* **EXERCISE**:
In the data, extract each line that holds the string "title".

* **ENTRIES SUPPLIED**:

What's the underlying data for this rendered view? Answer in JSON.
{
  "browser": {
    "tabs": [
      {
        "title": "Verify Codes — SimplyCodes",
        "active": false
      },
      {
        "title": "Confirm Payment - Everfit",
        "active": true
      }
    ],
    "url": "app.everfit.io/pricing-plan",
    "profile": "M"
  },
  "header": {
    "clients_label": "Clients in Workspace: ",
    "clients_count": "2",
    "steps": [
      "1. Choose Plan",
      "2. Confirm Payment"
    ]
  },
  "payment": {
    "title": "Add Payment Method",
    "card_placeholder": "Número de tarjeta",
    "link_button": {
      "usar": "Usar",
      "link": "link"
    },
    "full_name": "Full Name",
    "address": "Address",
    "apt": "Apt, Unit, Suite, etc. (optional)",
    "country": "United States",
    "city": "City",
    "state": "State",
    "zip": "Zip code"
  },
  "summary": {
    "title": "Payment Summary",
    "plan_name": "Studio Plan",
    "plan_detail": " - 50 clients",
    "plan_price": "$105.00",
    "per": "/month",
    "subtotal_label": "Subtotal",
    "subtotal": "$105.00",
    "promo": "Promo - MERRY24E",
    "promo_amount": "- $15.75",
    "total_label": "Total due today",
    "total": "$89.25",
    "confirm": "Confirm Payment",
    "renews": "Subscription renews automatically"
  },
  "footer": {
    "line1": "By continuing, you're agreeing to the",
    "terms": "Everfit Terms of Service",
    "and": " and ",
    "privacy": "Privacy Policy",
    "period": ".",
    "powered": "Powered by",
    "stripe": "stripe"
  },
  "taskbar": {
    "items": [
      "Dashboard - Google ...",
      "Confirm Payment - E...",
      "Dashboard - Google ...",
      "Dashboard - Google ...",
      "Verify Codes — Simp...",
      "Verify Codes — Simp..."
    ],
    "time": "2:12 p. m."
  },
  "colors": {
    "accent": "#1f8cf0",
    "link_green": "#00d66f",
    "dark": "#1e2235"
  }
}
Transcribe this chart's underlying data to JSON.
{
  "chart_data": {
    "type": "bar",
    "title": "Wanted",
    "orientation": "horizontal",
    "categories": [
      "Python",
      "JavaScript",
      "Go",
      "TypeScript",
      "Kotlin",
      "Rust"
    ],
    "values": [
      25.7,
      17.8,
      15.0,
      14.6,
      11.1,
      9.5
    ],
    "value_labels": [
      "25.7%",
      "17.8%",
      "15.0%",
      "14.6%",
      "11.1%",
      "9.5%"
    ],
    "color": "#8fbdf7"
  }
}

* **FINAL RESULT**:
        "title": "Verify Codes — SimplyCodes",
        "title": "Confirm Payment - Everfit",
    "title": "Add Payment Method",
    "title": "Payment Summary",
    "title": "Wanted",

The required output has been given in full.